STATED GOAL:
Reproduce all the entries precisely.

Stored records:
------------------------
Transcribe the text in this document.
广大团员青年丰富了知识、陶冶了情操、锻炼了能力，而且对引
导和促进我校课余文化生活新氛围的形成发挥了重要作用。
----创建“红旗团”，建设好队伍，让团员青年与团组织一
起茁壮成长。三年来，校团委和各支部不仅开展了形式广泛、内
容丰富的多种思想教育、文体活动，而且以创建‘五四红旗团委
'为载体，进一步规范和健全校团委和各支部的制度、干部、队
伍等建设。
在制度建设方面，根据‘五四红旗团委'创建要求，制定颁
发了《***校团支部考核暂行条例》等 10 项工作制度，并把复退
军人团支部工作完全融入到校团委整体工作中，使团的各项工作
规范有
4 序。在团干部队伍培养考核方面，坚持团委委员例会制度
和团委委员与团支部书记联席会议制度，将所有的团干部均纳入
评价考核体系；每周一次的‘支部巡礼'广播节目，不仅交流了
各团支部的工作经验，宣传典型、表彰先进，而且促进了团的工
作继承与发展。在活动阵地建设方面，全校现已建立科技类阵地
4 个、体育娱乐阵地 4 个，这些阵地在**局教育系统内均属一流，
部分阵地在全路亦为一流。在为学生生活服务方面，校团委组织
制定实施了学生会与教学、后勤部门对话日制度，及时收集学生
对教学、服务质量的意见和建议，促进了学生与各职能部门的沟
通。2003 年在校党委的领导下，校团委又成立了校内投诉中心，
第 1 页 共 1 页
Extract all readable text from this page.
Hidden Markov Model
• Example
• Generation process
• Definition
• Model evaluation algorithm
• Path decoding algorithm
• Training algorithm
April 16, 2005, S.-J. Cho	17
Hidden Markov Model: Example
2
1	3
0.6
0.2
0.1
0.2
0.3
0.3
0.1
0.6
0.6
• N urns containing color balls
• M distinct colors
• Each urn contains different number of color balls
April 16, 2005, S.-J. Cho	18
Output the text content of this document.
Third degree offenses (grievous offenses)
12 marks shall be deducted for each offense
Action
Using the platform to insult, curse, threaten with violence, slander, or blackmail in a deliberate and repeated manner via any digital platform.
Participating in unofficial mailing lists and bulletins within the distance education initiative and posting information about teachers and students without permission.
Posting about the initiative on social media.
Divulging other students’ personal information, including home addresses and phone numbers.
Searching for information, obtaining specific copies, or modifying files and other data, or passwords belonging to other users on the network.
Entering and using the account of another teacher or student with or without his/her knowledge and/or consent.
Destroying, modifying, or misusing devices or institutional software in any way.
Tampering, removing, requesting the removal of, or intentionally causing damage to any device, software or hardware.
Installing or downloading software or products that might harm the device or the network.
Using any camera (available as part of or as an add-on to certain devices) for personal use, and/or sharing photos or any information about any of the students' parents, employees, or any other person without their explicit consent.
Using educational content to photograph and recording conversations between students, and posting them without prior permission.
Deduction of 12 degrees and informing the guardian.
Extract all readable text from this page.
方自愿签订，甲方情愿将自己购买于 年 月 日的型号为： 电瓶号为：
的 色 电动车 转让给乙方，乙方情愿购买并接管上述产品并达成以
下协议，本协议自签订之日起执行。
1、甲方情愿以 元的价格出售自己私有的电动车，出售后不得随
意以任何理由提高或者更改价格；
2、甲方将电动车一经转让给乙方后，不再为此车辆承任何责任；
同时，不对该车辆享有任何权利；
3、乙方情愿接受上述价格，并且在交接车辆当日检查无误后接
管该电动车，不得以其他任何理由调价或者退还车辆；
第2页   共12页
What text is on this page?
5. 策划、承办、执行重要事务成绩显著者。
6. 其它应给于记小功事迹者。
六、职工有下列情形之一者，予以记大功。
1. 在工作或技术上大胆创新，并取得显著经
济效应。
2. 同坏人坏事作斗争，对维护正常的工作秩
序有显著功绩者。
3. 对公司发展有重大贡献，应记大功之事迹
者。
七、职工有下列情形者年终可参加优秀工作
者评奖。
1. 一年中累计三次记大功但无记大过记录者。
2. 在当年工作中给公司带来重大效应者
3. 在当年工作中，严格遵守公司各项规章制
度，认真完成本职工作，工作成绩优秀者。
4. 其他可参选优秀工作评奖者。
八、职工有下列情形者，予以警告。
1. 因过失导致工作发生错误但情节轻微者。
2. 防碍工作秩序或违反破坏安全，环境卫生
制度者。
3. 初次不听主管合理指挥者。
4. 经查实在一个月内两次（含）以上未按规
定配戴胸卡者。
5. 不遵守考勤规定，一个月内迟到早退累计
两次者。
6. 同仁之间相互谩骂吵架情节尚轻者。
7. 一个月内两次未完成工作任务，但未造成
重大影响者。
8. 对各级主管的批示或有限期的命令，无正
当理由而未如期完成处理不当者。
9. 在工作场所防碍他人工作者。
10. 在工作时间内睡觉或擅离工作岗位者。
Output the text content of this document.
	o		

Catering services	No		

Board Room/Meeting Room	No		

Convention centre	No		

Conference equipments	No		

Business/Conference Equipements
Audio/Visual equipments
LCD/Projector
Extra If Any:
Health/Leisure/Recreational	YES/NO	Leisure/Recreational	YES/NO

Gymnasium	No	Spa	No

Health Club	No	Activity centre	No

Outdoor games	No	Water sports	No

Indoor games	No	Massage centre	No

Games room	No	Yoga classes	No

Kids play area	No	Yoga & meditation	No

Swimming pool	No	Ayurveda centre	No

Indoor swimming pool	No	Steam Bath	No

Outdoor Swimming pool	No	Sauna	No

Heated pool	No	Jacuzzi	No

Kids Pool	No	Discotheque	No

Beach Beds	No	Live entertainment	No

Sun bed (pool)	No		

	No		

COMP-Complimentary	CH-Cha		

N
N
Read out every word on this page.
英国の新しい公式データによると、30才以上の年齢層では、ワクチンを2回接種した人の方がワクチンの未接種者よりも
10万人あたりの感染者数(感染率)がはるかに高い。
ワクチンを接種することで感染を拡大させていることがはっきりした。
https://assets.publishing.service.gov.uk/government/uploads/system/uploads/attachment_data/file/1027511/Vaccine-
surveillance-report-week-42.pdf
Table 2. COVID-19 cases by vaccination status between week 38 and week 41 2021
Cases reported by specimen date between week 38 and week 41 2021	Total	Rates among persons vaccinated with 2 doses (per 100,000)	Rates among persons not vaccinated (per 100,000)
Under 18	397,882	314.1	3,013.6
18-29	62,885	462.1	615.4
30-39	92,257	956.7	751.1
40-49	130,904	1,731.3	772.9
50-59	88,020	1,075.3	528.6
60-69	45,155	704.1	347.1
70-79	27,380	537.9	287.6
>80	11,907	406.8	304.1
------------------------
SOLUTION TO THE PROBLEM:
Transcribe the text in this document.
广大团员青年丰富了知识、陶冶了情操、锻炼了能力，而且对引
导和促进我校课余文化生活新氛围的形成发挥了重要作用。
----创建“红旗团”，建设好队伍，让团员青年与团组织一
起茁壮成长。三年来，校团委和各支部不仅开展了形式广泛、内
容丰富的多种思想教育、文体活动，而且以创建‘五四红旗团委
'为载体，进一步规范和健全校团委和各支部的制度、干部、队
伍等建设。
在制度建设方面，根据‘五四红旗团委'创建要求，制定颁
发了《***校团支部考核暂行条例》等 10 项工作制度，并把复退
军人团支部工作完全融入到校团委整体工作中，使团的各项工作
规范有
4 序。在团干部队伍培养考核方面，坚持团委委员例会制度
和团委委员与团支部书记联席会议制度，将所有的团干部均纳入
评价考核体系；每周一次的‘支部巡礼'广播节目，不仅交流了
各团支部的工作经验，宣传典型、表彰先进，而且促进了团的工
作继承与发展。在活动阵地建设方面，全校现已建立科技类阵地
4 个、体育娱乐阵地 4 个，这些阵地在**局教育系统内均属一流，
部分阵地在全路亦为一流。在为学生生活服务方面，校团委组织
制定实施了学生会与教学、后勤部门对话日制度，及时收集学生
对教学、服务质量的意见和建议，促进了学生与各职能部门的沟
通。2003 年在校党委的领导下，校团委又成立了校内投诉中心，
第 1 页 共 1 页
Extract all readable text from this page.
Hidden Markov Model
• Example
• Generation process
• Definition
• Model evaluation algorithm
• Path decoding algorithm
• Training algorithm
April 16, 2005, S.-J. Cho	17
Hidden Markov Model: Example
2
1	3
0.6
0.2
0.1
0.2
0.3
0.3
0.1
0.6
0.6
• N urns containing color balls
• M distinct colors
• Each urn contains different number of color balls
April 16, 2005, S.-J. Cho	18
Output the text content of this document.
Third degree offenses (grievous offenses)
12 marks shall be deducted for each offense
Action
Using the platform to insult, curse, threaten with violence, slander, or blackmail in a deliberate and repeated manner via any digital platform.
Participating in unofficial mailing lists and bulletins within the distance education initiative and posting information about teachers and students without permission.
Posting about the initiative on social media.
Divulging other students’ personal information, including home addresses and phone numbers.
Searching for information, obtaining specific copies, or modifying files and other data, or passwords belonging to other users on the network.
Entering and using the account of another teacher or student with or without his/her knowledge and/or consent.
Destroying, modifying, or misusing devices or institutional software in any way.
Tampering, removing, requesting the removal of, or intentionally causing damage to any device, software or hardware.
Installing or downloading software or products that might harm the device or the network.
Using any camera (available as part of or as an add-on to certain devices) for personal use, and/or sharing photos or any information about any of the students' parents, employees, or any other person without their explicit consent.
Using educational content to photograph and recording conversations between students, and posting them without prior permission.
Deduction of 12 degrees and informing the guardian.
Extract all readable text from this page.
方自愿签订，甲方情愿将自己购买于 年 月 日的型号为： 电瓶号为：
的 色 电动车 转让给乙方，乙方情愿购买并接管上述产品并达成以
下协议，本协议自签订之日起执行。
1、甲方情愿以 元的价格出售自己私有的电动车，出售后不得随
意以任何理由提高或者更改价格；
2、甲方将电动车一经转让给乙方后，不再为此车辆承任何责任；
同时，不对该车辆享有任何权利；
3、乙方情愿接受上述价格，并且在交接车辆当日检查无误后接
管该电动车，不得以其他任何理由调价或者退还车辆；
第2页   共12页
What text is on this page?
5. 策划、承办、执行重要事务成绩显著者。
6. 其它应给于记小功事迹者。
六、职工有下列情形之一者，予以记大功。
1. 在工作或技术上大胆创新，并取得显著经
济效应。
2. 同坏人坏事作斗争，对维护正常的工作秩
序有显著功绩者。
3. 对公司发展有重大贡献，应记大功之事迹
者。
七、职工有下列情形者年终可参加优秀工作
者评奖。
1. 一年中累计三次记大功但无记大过记录者。
2. 在当年工作中给公司带来重大效应者
3. 在当年工作中，严格遵守公司各项规章制
度，认真完成本职工作，工作成绩优秀者。
4. 其他可参选优秀工作评奖者。
八、职工有下列情形者，予以警告。
1. 因过失导致工作发生错误但情节轻微者。
2. 防碍工作秩序或违反破坏安全，环境卫生
制度者。
3. 初次不听主管合理指挥者。
4. 经查实在一个月内两次（含）以上未按规
定配戴胸卡者。
5. 不遵守考勤规定，一个月内迟到早退累计
两次者。
6. 同仁之间相互谩骂吵架情节尚轻者。
7. 一个月内两次未完成工作任务，但未造成
重大影响者。
8. 对各级主管的批示或有限期的命令，无正
当理由而未如期完成处理不当者。
9. 在工作场所防碍他人工作者。
10. 在工作时间内睡觉或擅离工作岗位者。
Output the text content of this document.
	o		

Catering services	No		

Board Room/Meeting Room	No		

Convention centre	No		

Conference equipments	No		

Business/Conference Equipements
Audio/Visual equipments
LCD/Projector
Extra If Any:
Health/Leisure/Recreational	YES/NO	Leisure/Recreational	YES/NO

Gymnasium	No	Spa	No

Health Club	No	Activity centre	No

Outdoor games	No	Water sports	No

Indoor games	No	Massage centre	No

Games room	No	Yoga classes	No

Kids play area	No	Yoga & meditation	No

Swimming pool	No	Ayurveda centre	No

Indoor swimming pool	No	Steam Bath	No

Outdoor Swimming pool	No	Sauna	No

Heated pool	No	Jacuzzi	No

Kids Pool	No	Discotheque	No

Beach Beds	No	Live entertainment	No

Sun bed (pool)	No		

	No		

COMP-Complimentary	CH-Cha		

N
N
Read out every word on this page.
英国の新しい公式データによると、30才以上の年齢層では、ワクチンを2回接種した人の方がワクチンの未接種者よりも
10万人あたりの感染者数(感染率)がはるかに高い。
ワクチンを接種することで感染を拡大させていることがはっきりした。
https://assets.publishing.service.gov.uk/government/uploads/system/uploads/attachment_data/file/1027511/Vaccine-
surveillance-report-week-42.pdf
Table 2. COVID-19 cases by vaccination status between week 38 and week 41 2021
Cases reported by specimen date between week 38 and week 41 2021	Total	Rates among persons vaccinated with 2 doses (per 100,000)	Rates among persons not vaccinated (per 100,000)
Under 18	397,882	314.1	3,013.6
18-29	62,885	462.1	615.4
30-39	92,257	956.7	751.1
40-49	130,904	1,731.3	772.9
50-59	88,020	1,075.3	528.6
60-69	45,155	704.1	347.1
70-79	27,380	537.9	287.6
>80	11,907	406.8	304.1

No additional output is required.